Activity :: Each line of the entries that mentions the string "Typical" needs to be reported.

Study material ::
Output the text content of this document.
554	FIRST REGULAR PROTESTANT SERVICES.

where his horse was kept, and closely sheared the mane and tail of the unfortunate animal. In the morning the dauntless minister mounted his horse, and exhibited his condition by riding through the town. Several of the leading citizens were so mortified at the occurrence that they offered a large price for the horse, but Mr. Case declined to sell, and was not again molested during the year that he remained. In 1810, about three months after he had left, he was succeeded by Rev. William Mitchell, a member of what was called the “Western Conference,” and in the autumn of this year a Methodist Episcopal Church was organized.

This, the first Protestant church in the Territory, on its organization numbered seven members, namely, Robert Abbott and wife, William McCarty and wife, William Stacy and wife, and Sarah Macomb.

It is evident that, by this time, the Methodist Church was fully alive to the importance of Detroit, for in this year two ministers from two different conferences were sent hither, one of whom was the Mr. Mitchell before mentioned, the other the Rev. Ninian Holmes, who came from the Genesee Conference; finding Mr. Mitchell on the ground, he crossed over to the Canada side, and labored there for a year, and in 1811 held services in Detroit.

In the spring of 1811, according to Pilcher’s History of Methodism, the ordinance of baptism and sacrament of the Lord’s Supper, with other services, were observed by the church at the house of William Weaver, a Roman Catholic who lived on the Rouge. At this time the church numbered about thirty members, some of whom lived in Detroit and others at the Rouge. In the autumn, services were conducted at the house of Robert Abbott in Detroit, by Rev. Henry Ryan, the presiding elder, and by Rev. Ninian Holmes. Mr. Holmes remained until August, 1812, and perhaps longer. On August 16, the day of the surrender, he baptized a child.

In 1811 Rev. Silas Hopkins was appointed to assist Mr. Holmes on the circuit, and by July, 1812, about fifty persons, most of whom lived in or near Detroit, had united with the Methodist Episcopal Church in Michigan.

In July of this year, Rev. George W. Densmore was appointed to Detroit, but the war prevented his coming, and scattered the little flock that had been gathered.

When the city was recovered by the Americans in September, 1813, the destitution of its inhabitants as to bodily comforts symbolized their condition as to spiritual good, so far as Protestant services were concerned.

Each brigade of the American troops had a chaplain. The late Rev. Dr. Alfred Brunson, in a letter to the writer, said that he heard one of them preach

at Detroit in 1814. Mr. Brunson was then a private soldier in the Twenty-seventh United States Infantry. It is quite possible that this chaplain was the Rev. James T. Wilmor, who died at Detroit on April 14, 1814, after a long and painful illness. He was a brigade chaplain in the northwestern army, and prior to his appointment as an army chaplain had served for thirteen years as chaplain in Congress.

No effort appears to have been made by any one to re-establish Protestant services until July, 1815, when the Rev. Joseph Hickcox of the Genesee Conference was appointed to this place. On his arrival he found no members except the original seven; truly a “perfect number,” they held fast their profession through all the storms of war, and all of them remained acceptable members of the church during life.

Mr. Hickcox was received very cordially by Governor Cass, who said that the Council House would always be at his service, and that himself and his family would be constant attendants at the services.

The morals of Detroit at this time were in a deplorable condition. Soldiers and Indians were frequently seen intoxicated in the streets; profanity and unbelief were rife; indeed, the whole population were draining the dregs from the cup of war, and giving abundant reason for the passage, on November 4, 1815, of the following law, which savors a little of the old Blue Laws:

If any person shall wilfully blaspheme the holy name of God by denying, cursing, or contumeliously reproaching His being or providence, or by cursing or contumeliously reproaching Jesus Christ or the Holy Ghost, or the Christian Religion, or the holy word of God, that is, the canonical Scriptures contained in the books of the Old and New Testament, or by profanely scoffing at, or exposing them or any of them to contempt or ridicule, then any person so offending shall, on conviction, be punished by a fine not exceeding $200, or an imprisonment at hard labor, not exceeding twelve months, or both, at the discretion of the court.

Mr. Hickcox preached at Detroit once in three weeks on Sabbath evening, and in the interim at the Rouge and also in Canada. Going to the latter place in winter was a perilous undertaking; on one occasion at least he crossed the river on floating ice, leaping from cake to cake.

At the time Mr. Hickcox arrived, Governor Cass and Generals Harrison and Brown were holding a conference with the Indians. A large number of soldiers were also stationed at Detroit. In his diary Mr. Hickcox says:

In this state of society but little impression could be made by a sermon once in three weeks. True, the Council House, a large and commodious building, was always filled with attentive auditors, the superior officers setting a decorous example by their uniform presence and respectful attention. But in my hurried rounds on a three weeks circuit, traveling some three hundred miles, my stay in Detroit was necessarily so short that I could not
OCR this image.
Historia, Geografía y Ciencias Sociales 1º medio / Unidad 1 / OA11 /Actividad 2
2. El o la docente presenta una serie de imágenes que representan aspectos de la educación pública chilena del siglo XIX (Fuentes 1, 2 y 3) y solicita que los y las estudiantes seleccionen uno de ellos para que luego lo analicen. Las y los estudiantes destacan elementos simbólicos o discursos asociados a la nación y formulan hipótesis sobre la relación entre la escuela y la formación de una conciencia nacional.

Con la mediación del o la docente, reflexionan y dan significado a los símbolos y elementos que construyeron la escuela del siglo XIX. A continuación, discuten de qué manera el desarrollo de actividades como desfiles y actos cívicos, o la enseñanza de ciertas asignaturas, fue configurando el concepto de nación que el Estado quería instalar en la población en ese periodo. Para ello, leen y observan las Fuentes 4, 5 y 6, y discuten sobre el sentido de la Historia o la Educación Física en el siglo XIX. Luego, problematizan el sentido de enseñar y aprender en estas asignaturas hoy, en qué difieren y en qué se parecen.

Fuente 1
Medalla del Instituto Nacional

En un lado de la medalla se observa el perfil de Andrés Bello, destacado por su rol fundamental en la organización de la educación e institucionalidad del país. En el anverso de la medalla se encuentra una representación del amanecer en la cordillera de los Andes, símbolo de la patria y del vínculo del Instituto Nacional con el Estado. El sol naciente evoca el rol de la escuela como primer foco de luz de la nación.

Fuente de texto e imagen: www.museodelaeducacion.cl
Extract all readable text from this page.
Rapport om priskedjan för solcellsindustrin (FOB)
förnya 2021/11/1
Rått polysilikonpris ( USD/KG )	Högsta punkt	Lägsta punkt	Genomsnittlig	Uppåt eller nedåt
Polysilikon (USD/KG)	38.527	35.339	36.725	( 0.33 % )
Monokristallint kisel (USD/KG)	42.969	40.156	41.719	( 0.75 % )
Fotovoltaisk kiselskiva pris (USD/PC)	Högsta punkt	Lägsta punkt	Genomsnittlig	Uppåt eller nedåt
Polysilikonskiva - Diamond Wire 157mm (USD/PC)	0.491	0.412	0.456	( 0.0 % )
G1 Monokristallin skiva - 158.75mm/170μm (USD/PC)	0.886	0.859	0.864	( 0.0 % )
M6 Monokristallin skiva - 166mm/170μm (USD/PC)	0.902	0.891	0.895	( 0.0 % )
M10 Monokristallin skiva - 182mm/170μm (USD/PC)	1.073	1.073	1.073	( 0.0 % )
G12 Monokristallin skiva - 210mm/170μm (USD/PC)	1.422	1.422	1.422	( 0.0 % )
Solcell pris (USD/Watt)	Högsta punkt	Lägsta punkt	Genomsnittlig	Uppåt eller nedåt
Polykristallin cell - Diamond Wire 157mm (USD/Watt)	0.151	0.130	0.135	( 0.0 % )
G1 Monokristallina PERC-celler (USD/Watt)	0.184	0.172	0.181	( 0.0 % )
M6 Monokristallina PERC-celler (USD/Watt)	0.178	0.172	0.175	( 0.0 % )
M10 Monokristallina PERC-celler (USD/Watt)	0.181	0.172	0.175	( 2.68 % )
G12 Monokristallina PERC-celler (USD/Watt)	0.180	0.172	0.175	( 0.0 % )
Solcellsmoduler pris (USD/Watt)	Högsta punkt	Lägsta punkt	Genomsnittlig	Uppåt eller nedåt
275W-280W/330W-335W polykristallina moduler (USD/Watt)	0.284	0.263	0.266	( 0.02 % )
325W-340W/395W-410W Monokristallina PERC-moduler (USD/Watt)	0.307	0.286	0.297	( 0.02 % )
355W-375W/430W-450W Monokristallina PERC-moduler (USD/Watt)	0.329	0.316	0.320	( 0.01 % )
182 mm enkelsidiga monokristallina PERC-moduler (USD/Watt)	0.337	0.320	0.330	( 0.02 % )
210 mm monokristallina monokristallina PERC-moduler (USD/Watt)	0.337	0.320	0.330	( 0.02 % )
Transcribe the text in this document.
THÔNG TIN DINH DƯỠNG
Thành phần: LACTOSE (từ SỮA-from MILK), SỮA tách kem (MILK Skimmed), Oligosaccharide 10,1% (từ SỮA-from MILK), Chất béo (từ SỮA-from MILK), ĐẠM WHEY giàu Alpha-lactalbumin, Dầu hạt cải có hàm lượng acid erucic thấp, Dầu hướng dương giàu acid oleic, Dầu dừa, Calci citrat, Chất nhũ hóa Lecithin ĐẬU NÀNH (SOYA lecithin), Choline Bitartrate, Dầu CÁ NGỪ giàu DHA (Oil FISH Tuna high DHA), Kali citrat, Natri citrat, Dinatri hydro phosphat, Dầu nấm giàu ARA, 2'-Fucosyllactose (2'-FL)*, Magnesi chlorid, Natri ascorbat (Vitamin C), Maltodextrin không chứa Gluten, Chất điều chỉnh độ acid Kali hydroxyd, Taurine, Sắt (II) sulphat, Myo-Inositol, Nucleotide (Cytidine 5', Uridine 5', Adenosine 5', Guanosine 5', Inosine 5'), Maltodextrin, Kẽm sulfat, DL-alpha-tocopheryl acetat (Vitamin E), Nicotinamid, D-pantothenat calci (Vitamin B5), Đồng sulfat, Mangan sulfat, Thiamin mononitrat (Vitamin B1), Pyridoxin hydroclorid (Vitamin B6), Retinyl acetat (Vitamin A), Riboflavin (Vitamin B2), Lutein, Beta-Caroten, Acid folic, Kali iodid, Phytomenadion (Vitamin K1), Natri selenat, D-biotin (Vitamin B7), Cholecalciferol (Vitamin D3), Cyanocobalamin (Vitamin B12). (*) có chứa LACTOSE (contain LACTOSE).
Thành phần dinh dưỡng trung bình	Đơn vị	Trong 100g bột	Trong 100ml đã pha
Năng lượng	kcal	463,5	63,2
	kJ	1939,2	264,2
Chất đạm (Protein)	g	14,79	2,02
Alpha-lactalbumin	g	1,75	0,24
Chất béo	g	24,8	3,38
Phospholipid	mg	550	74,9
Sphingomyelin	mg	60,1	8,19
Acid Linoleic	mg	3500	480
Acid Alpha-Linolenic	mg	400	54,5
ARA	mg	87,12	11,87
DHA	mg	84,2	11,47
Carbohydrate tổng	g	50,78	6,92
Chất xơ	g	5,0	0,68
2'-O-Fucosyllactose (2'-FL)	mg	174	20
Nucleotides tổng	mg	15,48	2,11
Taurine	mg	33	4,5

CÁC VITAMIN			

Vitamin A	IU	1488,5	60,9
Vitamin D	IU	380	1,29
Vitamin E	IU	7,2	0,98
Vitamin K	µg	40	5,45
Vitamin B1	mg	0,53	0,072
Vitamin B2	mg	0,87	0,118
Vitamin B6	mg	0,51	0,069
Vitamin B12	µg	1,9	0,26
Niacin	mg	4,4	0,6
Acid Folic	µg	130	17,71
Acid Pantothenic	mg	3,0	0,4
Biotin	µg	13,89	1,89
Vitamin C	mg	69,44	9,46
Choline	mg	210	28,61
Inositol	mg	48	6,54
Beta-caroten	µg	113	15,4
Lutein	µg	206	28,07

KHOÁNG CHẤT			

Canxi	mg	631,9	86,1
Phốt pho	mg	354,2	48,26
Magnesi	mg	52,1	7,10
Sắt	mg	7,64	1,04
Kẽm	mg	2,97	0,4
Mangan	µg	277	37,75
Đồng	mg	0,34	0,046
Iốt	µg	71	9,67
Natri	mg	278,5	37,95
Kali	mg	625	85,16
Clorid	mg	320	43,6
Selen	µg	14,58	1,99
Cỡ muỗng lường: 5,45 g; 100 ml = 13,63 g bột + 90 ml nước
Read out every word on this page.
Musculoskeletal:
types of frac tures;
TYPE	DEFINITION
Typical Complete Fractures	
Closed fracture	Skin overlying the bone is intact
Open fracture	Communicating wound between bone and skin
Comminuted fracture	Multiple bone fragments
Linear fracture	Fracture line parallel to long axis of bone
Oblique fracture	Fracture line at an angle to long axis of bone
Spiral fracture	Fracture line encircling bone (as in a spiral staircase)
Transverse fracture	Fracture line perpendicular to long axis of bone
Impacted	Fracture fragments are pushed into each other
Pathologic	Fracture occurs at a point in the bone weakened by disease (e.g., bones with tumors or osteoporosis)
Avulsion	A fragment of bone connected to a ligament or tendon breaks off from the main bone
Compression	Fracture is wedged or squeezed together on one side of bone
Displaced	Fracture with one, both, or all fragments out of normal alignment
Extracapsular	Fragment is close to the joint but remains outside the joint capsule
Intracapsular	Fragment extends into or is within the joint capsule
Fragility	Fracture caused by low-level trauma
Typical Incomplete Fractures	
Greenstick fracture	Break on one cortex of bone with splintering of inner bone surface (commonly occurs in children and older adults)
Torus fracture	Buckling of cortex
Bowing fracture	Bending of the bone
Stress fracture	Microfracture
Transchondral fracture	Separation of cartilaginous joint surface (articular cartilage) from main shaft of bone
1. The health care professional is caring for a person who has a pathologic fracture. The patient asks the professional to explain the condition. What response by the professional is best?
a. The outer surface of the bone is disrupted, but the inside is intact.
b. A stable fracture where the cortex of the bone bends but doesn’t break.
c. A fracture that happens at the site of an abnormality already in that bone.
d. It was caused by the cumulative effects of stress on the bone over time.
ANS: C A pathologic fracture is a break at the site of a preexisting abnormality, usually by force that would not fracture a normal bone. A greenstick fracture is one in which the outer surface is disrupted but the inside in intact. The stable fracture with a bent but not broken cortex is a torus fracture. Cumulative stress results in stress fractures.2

Task response ::
Typical Complete Fractures	
Typical Incomplete Fractures	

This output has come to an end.